• WRITTEN INSTRUCTION: Retype every one of the lines below exactly as they appear, but leave the pictures out of your answer.

• DATA FOR THIS EXERCISE:
** Begin **

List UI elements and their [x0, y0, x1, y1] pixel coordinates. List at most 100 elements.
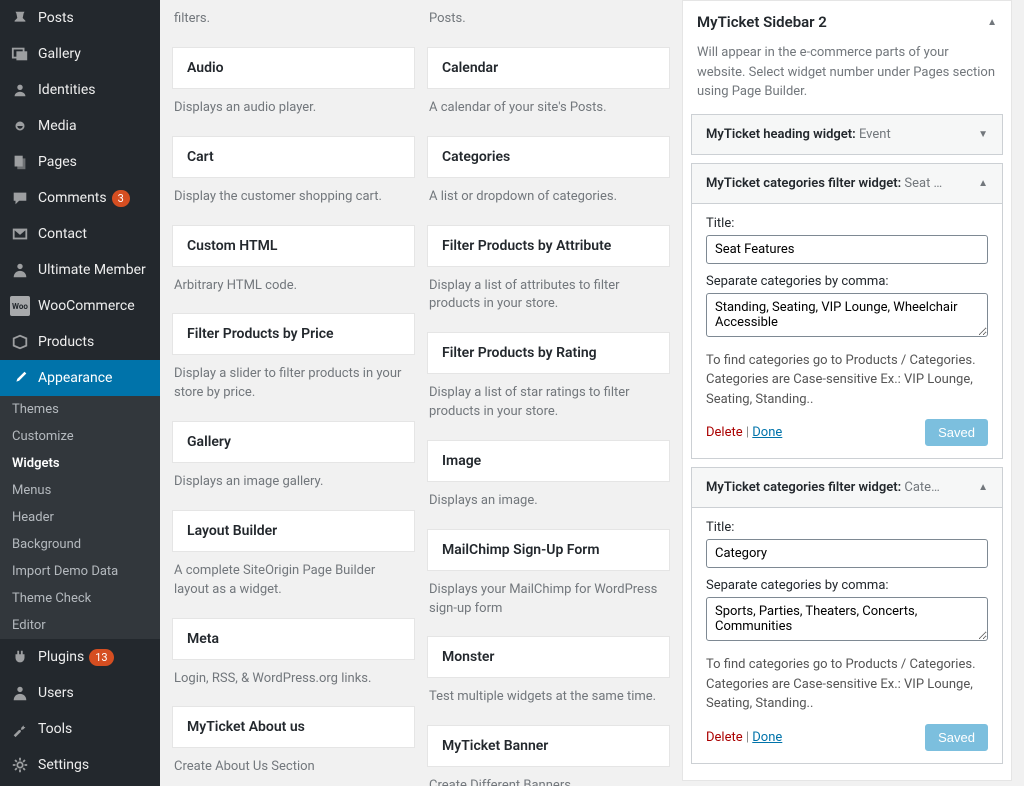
menu-posts[interactable]: Posts: [0, 0, 160, 36]
delete-link[interactable]: Delete: [706, 425, 743, 440]
menu-plugins[interactable]: Plugins13: [0, 639, 160, 675]
chevron-up-icon: ▲: [978, 178, 988, 189]
pages-icon: [10, 152, 30, 172]
saved-button[interactable]: Saved: [925, 724, 988, 751]
widget-desc: filters.: [172, 0, 415, 47]
menu-woocommerce[interactable]: WooWooCommerce: [0, 288, 160, 324]
widget-desc: Test multiple widgets at the same time.: [427, 678, 670, 725]
widget-desc: A list or dropdown of categories.: [427, 178, 670, 225]
mail-icon: [10, 224, 30, 244]
sidebar-widget: MyTicket categories filter widget: Cate……: [691, 467, 1003, 764]
title-input[interactable]: [706, 539, 988, 568]
comments-badge: 3: [112, 190, 130, 207]
menu-pages[interactable]: Pages: [0, 144, 160, 180]
available-widget[interactable]: Categories: [427, 136, 670, 178]
available-widget[interactable]: MyTicket Banner: [427, 725, 670, 767]
menu-appearance[interactable]: Appearance: [0, 360, 160, 396]
sidebar-box-myticket-2: MyTicket Sidebar 2 ▲ Will appear in the …: [682, 0, 1012, 781]
menu-comments[interactable]: Comments3: [0, 180, 160, 216]
available-widget[interactable]: Audio: [172, 47, 415, 89]
plug-icon: [10, 647, 30, 667]
submenu-theme-check[interactable]: Theme Check: [0, 585, 160, 612]
done-link[interactable]: Done: [752, 425, 782, 440]
chevron-down-icon: ▼: [978, 129, 988, 140]
sidebar-widget-head[interactable]: MyTicket heading widget: Event▼: [692, 115, 1002, 154]
chevron-up-icon: ▲: [978, 482, 988, 493]
menu-contact[interactable]: Contact: [0, 216, 160, 252]
delete-link[interactable]: Delete: [706, 730, 743, 745]
submenu-widgets[interactable]: Widgets: [0, 450, 160, 477]
menu-ultimate-member[interactable]: Ultimate Member: [0, 252, 160, 288]
widget-desc: Create Different Banners: [427, 767, 670, 786]
menu-media[interactable]: Media: [0, 108, 160, 144]
menu-identities[interactable]: Identities: [0, 72, 160, 108]
widget-desc: Display a slider to filter products in y…: [172, 355, 415, 421]
widget-subtitle: Cate…: [904, 480, 939, 495]
available-widget[interactable]: MyTicket About us: [172, 706, 415, 748]
plugins-badge: 13: [89, 649, 113, 666]
widget-desc: Display the customer shopping cart.: [172, 178, 415, 225]
sidebar-areas: MyTicket Sidebar 2 ▲ Will appear in the …: [682, 0, 1012, 786]
box-icon: [10, 332, 30, 352]
main-content: filters.AudioDisplays an audio player.Ca…: [160, 0, 1024, 786]
available-widget[interactable]: Monster: [427, 636, 670, 678]
form-hint: To find categories go to Products / Cate…: [706, 351, 988, 410]
widget-desc: Displays your MailChimp for WordPress si…: [427, 571, 670, 637]
saved-button[interactable]: Saved: [925, 419, 988, 446]
available-widget[interactable]: Image: [427, 440, 670, 482]
widget-desc: A calendar of your site's Posts.: [427, 89, 670, 136]
sidebar-widget-head[interactable]: MyTicket categories filter widget: Seat …: [692, 164, 1002, 203]
sidebar-widget: MyTicket categories filter widget: Seat …: [691, 163, 1003, 460]
widget-form: Title: Separate categories by comma: Stand…: [692, 203, 1002, 459]
menu-gallery[interactable]: Gallery: [0, 36, 160, 72]
widget-desc: Arbitrary HTML code.: [172, 267, 415, 314]
media-icon: [10, 116, 30, 136]
available-widget[interactable]: Filter Products by Price: [172, 313, 415, 355]
gallery-icon: [10, 44, 30, 64]
available-widget[interactable]: Filter Products by Rating: [427, 332, 670, 374]
title-label: Title:: [706, 216, 988, 231]
sidebar-head[interactable]: MyTicket Sidebar 2 ▲: [683, 1, 1011, 43]
available-widget[interactable]: Cart: [172, 136, 415, 178]
menu-products[interactable]: Products: [0, 324, 160, 360]
menu-tools[interactable]: Tools: [0, 711, 160, 747]
cats-textarea[interactable]: Standing, Seating, VIP Lounge, Wheelchai…: [706, 293, 988, 337]
available-widget[interactable]: Calendar: [427, 47, 670, 89]
menu-users[interactable]: Users: [0, 675, 160, 711]
submenu-import-demo[interactable]: Import Demo Data: [0, 558, 160, 585]
widget-desc: Displays an image.: [427, 482, 670, 529]
woo-icon: Woo: [10, 296, 30, 316]
submenu-menus[interactable]: Menus: [0, 477, 160, 504]
available-widget[interactable]: Filter Products by Attribute: [427, 225, 670, 267]
sidebar-widget-head[interactable]: MyTicket categories filter widget: Cate……: [692, 468, 1002, 507]
done-link[interactable]: Done: [752, 730, 782, 745]
gear-icon: [10, 755, 30, 775]
cats-textarea[interactable]: Sports, Parties, Theaters, Concerts, Com…: [706, 597, 988, 641]
available-widget[interactable]: Layout Builder: [172, 510, 415, 552]
pin-icon: [10, 8, 30, 28]
user-icon: [10, 260, 30, 280]
available-widget[interactable]: Meta: [172, 618, 415, 660]
widget-subtitle: Seat …: [904, 176, 942, 191]
available-widget[interactable]: MailChimp Sign-Up Form: [427, 529, 670, 571]
submenu-themes[interactable]: Themes: [0, 396, 160, 423]
menu-settings[interactable]: Settings: [0, 747, 160, 783]
widget-subtitle: Event: [859, 127, 891, 142]
submenu-customize[interactable]: Customize: [0, 423, 160, 450]
available-widget[interactable]: Gallery: [172, 421, 415, 463]
widget-desc: Displays an audio player.: [172, 89, 415, 136]
submenu-header[interactable]: Header: [0, 504, 160, 531]
cats-label: Separate categories by comma:: [706, 274, 988, 289]
sidebar-desc: Will appear in the e-commerce parts of y…: [683, 43, 1011, 114]
chevron-up-icon: ▲: [987, 17, 997, 28]
admin-sidebar: Posts Gallery Identities Media Pages Com…: [0, 0, 160, 786]
available-widget[interactable]: Custom HTML: [172, 225, 415, 267]
widget-name: MyTicket categories filter widget:: [706, 480, 901, 495]
widget-desc: Displays an image gallery.: [172, 463, 415, 510]
title-input[interactable]: [706, 235, 988, 264]
widget-desc: Display a list of attributes to filter p…: [427, 267, 670, 333]
available-widgets: filters.AudioDisplays an audio player.Ca…: [172, 0, 682, 786]
cats-label: Separate categories by comma:: [706, 578, 988, 593]
submenu-editor[interactable]: Editor: [0, 612, 160, 639]
submenu-background[interactable]: Background: [0, 531, 160, 558]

** End **

• EXERCISE SOLUTION:
List UI elements and their [x0, y0, x1, y1] pixel coordinates. List at most 100 elements.
menu-posts[interactable]: Posts: [0, 0, 160, 36]
delete-link[interactable]: Delete: [706, 425, 743, 440]
menu-plugins[interactable]: Plugins13: [0, 639, 160, 675]
chevron-up-icon: ▲: [978, 178, 988, 189]
pages-icon: [10, 152, 30, 172]
saved-button[interactable]: Saved: [925, 724, 988, 751]
widget-desc: filters.: [172, 0, 415, 47]
menu-woocommerce[interactable]: WooWooCommerce: [0, 288, 160, 324]
widget-desc: Test multiple widgets at the same time.: [427, 678, 670, 725]
widget-desc: A list or dropdown of categories.: [427, 178, 670, 225]
mail-icon: [10, 224, 30, 244]
sidebar-widget: MyTicket categories filter widget: Cate……: [691, 467, 1003, 764]
title-input[interactable]: [706, 539, 988, 568]
comments-badge: 3: [112, 190, 130, 207]
menu-pages[interactable]: Pages: [0, 144, 160, 180]
available-widget[interactable]: Categories: [427, 136, 670, 178]
available-widget[interactable]: MyTicket Banner: [427, 725, 670, 767]
menu-appearance[interactable]: Appearance: [0, 360, 160, 396]
sidebar-box-myticket-2: MyTicket Sidebar 2 ▲ Will appear in the …: [682, 0, 1012, 781]
menu-comments[interactable]: Comments3: [0, 180, 160, 216]
available-widget[interactable]: Audio: [172, 47, 415, 89]
plug-icon: [10, 647, 30, 667]
submenu-theme-check[interactable]: Theme Check: [0, 585, 160, 612]
done-link[interactable]: Done: [752, 425, 782, 440]
chevron-down-icon: ▼: [978, 129, 988, 140]
sidebar-widget-head[interactable]: MyTicket heading widget: Event▼: [692, 115, 1002, 154]
chevron-up-icon: ▲: [978, 482, 988, 493]
menu-contact[interactable]: Contact: [0, 216, 160, 252]
delete-link[interactable]: Delete: [706, 730, 743, 745]
submenu-widgets[interactable]: Widgets: [0, 450, 160, 477]
menu-ultimate-member[interactable]: Ultimate Member: [0, 252, 160, 288]
widget-desc: Create Different Banners: [427, 767, 670, 786]
menu-media[interactable]: Media: [0, 108, 160, 144]
menu-identities[interactable]: Identities: [0, 72, 160, 108]
widget-desc: Display a slider to filter products in y…: [172, 355, 415, 421]
widget-subtitle: Cate…: [904, 480, 939, 495]
available-widget[interactable]: MyTicket About us: [172, 706, 415, 748]
plugins-badge: 13: [89, 649, 113, 666]
widget-desc: Display the customer shopping cart.: [172, 178, 415, 225]
sidebar-areas: MyTicket Sidebar 2 ▲ Will appear in the …: [682, 0, 1012, 786]
box-icon: [10, 332, 30, 352]
main-content: filters.AudioDisplays an audio player.Ca…: [160, 0, 1024, 786]
available-widget[interactable]: Monster: [427, 636, 670, 678]
form-hint: To find categories go to Products / Cate…: [706, 351, 988, 410]
widget-desc: Displays your MailChimp for WordPress si…: [427, 571, 670, 637]
saved-button[interactable]: Saved: [925, 419, 988, 446]
available-widget[interactable]: Image: [427, 440, 670, 482]
widget-desc: A calendar of your site's Posts.: [427, 89, 670, 136]
sidebar-widget-head[interactable]: MyTicket categories filter widget: Seat …: [692, 164, 1002, 203]
sidebar-widget: MyTicket categories filter widget: Seat …: [691, 163, 1003, 460]
widget-form: Title: Separate categories by comma: Stand…: [692, 203, 1002, 459]
menu-gallery[interactable]: Gallery: [0, 36, 160, 72]
widget-desc: Arbitrary HTML code.: [172, 267, 415, 314]
media-icon: [10, 116, 30, 136]
available-widget[interactable]: Filter Products by Price: [172, 313, 415, 355]
gallery-icon: [10, 44, 30, 64]
available-widget[interactable]: Filter Products by Rating: [427, 332, 670, 374]
title-label: Title:: [706, 216, 988, 231]
sidebar-head[interactable]: MyTicket Sidebar 2 ▲: [683, 1, 1011, 43]
available-widget[interactable]: Cart: [172, 136, 415, 178]
menu-products[interactable]: Products: [0, 324, 160, 360]
menu-tools[interactable]: Tools: [0, 711, 160, 747]
cats-textarea[interactable]: Standing, Seating, VIP Lounge, Wheelchai…: [706, 293, 988, 337]
available-widget[interactable]: Calendar: [427, 47, 670, 89]
menu-users[interactable]: Users: [0, 675, 160, 711]
submenu-import-demo[interactable]: Import Demo Data: [0, 558, 160, 585]
widget-desc: Displays an image.: [427, 482, 670, 529]
woo-icon: Woo: [10, 296, 30, 316]
submenu-menus[interactable]: Menus: [0, 477, 160, 504]
available-widget[interactable]: Filter Products by Attribute: [427, 225, 670, 267]
sidebar-widget-head[interactable]: MyTicket categories filter widget: Cate……: [692, 468, 1002, 507]
done-link[interactable]: Done: [752, 730, 782, 745]
gear-icon: [10, 755, 30, 775]
cats-textarea[interactable]: Sports, Parties, Theaters, Concerts, Com…: [706, 597, 988, 641]
available-widget[interactable]: Layout Builder: [172, 510, 415, 552]
pin-icon: [10, 8, 30, 28]
user-icon: [10, 260, 30, 280]
available-widget[interactable]: Meta: [172, 618, 415, 660]
widget-subtitle: Seat …: [904, 176, 942, 191]
available-widget[interactable]: MailChimp Sign-Up Form: [427, 529, 670, 571]
submenu-themes[interactable]: Themes: [0, 396, 160, 423]
menu-settings[interactable]: Settings: [0, 747, 160, 783]
widget-subtitle: Event: [859, 127, 891, 142]
submenu-customize[interactable]: Customize: [0, 423, 160, 450]
available-widget[interactable]: Gallery: [172, 421, 415, 463]
widget-desc: Displays an audio player.: [172, 89, 415, 136]
submenu-header[interactable]: Header: [0, 504, 160, 531]
cats-label: Separate categories by comma:: [706, 274, 988, 289]
sidebar-desc: Will appear in the e-commerce parts of y…: [683, 43, 1011, 114]
chevron-up-icon: ▲: [987, 17, 997, 28]
admin-sidebar: Posts Gallery Identities Media Pages Com…: [0, 0, 160, 786]
available-widget[interactable]: Custom HTML: [172, 225, 415, 267]
widget-name: MyTicket categories filter widget:: [706, 480, 901, 495]
widget-desc: Displays an image gallery.: [172, 463, 415, 510]
title-input[interactable]: [706, 235, 988, 264]
widget-desc: Display a list of attributes to filter p…: [427, 267, 670, 333]
available-widgets: filters.AudioDisplays an audio player.Ca…: [172, 0, 682, 786]
cats-label: Separate categories by comma:: [706, 578, 988, 593]
submenu-editor[interactable]: Editor: [0, 612, 160, 639]
submenu-background[interactable]: Background: [0, 531, 160, 558]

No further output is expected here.